§ **What to do**
#1 Answer the following about the unit test on pressure, winds, storms, and cyclones, one line each.
(a) How much time is allowed for the test?
(b) How many marks does each of question numbers 9 to 11 carry?
(c) What is the SI unit of pressure, and what is it also called?
#2 Carry on the unit test on pressure, winds, storms, and cyclones from where it stops.

§ **Quoted text**
☆ ☆ ☆ ☆ ☆ ☆ ☆

Unit Test (Solutions): Pressure, Winds, Storms, and Cyclones | Science Curiosity Class 8 - New NCERT PDF Download

Time: 1 hour

M.M. 30

Attempt all questions.

• Question numbers 1 to 5 carry 1 mark each.
• Question numbers 6 to 8 carry 2 marks each.
• Question numbers 9 to 11 carry 3 marks each.
• Question number 12 & 13 carry 5 marks each.
• 1-mark questions include MCQs.

Q1: Pressure is defined as (1 Mark)
(i) force × area 
(ii) force ÷ area    
(iii) area ÷ force    
(iv) mass × acceleration

Ans: (ii)

Pressure = Force/Area; it quantifies how much force acts per unit area. This aligns with why narrow straps hurt more (same force over smaller area = higher pressure).

Q2: The SI unit of pressure is (1 Mark)
(i) N 
(ii) m²    
(iii) N/m² (pascal)    
(iv) kg

Ans: (iii)

Pressure’s SI unit is newton per square metre (N/m²), also called pascal (Pa). For atmospheric work, millibar (mb) or hectopascal (hPa) is often used in practice.

Q3: Liquids exert pressure (1 Mark)
(i) only at the bottom of the container
(ii) only at the surface
(iii) on the bottom and the walls, in all directions
(iv) not at all

Ans: (iii)
Liquids exert pressure on all surfaces they are in contact with — the bottom, the walls, and even in all directions inside the liquid. This happens because liquid molecules are free to move and transmit pressure equally in all directions (Pascal’s law). That’s why, for example, water in a tank pushes outward on the walls as well as downward on the base.

Q4: Air moves from a region of (1 Mark)
(i) lower pressure to higher pressure
(ii) higher pressure to lower pressure
(iii) equal pressure to equal pressure
(iv) calm to windy region

Ans: (ii)
Air always moves from a region of higher pressure to a region of lower pressure in an attempt to balance the pressure difference. This movement of air is what we feel as wind. The greater the pressure difference, the faster the air moves.

Q5: High-speed winds are accompanied by (1 Mark)
(i) higher pressure    
(ii) lower pressure    
(iii) no pressure change    
(iv) only temperature change

Ans: (ii)
Blowing air between two hanging balloons lowers pressure between them so they move together; in storms, fast winds lower pressure over roofs, risking uplift.

Q6: Why are overhead water tanks placed at a height? (2 Marks)

Ans: Pressure at an outlet depends on the height (head) of the water column above it; greater height means greater liquid pressure at taps, yielding a stronger flow on lower floors. Hence tanks are elevated to provide usable pressure without pumps.

Q7: Two vertical pipes of different diameters are connected to identical balloons at the bottom and filled to the same water height. Both balloons bulge equally. Explain. (2 Marks)

☆ ☆ ☆ ☆ ☆ ☆ ☆

(Dataset excerpts)
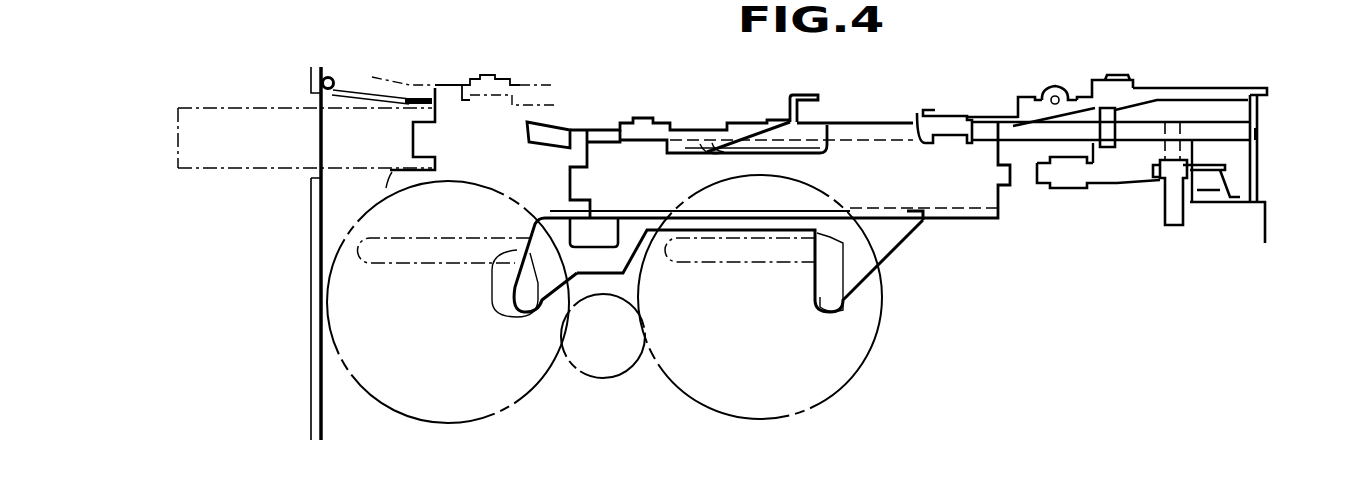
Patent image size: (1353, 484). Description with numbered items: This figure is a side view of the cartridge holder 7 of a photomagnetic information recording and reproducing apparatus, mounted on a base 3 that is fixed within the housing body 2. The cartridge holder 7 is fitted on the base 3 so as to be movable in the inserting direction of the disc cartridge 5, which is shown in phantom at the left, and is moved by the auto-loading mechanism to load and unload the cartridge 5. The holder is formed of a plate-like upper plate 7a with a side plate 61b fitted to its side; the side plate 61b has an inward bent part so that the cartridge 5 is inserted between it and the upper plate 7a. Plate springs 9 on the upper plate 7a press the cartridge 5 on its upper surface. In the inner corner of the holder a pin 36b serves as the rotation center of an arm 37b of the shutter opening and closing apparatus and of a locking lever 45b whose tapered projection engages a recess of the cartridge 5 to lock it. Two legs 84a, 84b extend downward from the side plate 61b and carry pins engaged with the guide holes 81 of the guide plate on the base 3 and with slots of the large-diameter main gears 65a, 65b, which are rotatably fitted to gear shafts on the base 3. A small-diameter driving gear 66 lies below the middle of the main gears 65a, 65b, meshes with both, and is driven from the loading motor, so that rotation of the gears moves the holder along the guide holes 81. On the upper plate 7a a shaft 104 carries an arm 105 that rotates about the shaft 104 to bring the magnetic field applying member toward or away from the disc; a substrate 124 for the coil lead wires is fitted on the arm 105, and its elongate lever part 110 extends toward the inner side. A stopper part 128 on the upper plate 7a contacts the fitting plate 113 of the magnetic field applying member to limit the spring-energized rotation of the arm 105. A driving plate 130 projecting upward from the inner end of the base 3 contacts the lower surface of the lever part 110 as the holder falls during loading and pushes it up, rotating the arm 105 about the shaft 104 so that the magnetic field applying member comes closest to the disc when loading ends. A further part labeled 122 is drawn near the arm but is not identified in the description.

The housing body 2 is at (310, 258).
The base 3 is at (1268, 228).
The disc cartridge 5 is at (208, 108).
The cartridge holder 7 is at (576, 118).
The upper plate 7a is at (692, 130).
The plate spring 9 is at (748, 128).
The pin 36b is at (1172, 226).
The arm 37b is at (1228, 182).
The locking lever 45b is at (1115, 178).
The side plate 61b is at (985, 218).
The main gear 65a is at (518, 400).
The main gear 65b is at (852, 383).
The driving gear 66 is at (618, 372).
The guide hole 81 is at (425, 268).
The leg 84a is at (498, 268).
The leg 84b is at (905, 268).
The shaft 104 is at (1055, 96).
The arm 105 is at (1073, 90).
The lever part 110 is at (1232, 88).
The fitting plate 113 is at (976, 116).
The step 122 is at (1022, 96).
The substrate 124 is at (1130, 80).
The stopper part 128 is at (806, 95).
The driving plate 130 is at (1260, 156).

☆ ☆ ☆ ☆ ☆ ☆ ☆

§ **Results for each task**
#1
(a) 1 hour
(b) 3 marks each
(c) Newton per square metre (N/m²), also called pascal (Pa)

#2
Ans: Pressure at a given depth in a liquid depends only on the height of the liquid column (and liquid density), not on the cross-sectional area. Equal heights give equal pressure on both balloons, causing equal bulging despite different volumes of water above.

Q8: A rubber sucker sticks to a smooth tile but not to a rough wall. Why? (2 Marks)

Ans: Pressing a sucker expels air beneath, creating lower pressure inside; higher outside atmospheric pressure holds it in place. On a smooth surface, a seal forms and pressure difference is maintained. On a rough surface, gaps leak air, preventing a seal and thus no sticking.

Q9: State two observations/activities that show air exerts pressure in all directions. (3 Marks)

Ans: Two observations/activities that show air exerts pressure in all directions are:

1. Inflating a balloon: When air is blown into a balloon, it expands equally in all directions. This happens because the air inside pushes outward on all sides of the balloon, showing that air exerts pressure in every direction.

2. Paper-plate and chart paper activity: If a paper plate is covered with a large sheet of chart paper and lifted, it becomes difficult to pull up because the atmospheric pressure acts downward over the entire surface area. A larger area means a greater total force due to air pressure.
   

Conclusion: These activities prove that atmospheric pressure is not just downward but acts in all directions around objects.

Q10: Describe how high-speed winds can blow off roofs and a safety measure to reduce this risk. (3 Marks)

Ans: Fast winds over a roof reduce pressure above it relative to inside the house. The higher internal pressure pushes upward on the roof; if the pressure difference is large and the roof is weak, it can lift off. Keeping some doors/windows open during a severe storm allows air to flow, reducing pressure difference across the roof and lowering uplift risk.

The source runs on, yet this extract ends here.